● Requirement
Count lines, not occurrences: report how many lines in the records hold the string "Read", and nothing else.

● Dataset entries
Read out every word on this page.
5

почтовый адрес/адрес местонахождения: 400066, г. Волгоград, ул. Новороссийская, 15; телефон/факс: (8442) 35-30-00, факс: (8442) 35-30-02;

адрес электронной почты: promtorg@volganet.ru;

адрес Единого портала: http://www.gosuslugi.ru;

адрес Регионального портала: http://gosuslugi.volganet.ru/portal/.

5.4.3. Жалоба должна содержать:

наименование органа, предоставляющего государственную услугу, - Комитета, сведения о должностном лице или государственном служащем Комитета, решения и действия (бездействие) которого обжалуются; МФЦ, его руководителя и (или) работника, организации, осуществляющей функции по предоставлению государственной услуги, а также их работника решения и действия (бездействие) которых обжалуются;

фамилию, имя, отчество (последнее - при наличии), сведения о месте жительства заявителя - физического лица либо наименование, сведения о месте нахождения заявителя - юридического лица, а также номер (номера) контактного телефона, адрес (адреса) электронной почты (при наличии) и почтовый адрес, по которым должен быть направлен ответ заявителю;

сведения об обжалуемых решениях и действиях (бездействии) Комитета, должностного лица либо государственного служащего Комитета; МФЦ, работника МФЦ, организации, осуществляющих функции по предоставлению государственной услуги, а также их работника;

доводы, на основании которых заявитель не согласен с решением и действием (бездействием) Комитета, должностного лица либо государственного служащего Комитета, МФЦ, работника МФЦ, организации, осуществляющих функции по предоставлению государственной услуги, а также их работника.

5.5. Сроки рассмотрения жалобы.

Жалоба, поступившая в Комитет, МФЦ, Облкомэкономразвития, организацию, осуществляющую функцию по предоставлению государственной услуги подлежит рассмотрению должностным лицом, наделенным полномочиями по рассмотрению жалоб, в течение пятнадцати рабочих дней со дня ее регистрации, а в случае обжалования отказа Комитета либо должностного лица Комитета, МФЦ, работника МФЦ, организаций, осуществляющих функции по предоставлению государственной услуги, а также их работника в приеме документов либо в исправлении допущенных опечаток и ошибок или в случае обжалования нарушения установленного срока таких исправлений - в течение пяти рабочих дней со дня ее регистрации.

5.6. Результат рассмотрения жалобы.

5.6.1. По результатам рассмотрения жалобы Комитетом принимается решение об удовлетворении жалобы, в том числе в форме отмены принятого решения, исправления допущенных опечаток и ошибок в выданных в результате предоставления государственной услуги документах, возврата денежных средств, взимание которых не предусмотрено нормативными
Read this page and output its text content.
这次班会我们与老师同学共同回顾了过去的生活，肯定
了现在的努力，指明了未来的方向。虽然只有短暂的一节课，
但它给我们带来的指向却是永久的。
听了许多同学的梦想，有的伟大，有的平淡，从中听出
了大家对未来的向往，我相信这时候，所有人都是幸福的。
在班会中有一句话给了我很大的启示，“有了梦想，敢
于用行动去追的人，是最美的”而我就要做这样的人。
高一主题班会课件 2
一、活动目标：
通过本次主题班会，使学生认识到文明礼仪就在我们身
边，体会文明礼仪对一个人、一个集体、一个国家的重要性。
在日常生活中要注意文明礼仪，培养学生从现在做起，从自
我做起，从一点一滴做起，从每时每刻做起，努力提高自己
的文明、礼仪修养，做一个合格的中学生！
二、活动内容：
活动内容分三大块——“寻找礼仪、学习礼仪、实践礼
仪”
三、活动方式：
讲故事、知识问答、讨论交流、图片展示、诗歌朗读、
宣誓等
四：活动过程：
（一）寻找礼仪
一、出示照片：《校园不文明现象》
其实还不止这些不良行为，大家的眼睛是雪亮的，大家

● Solved exercise
2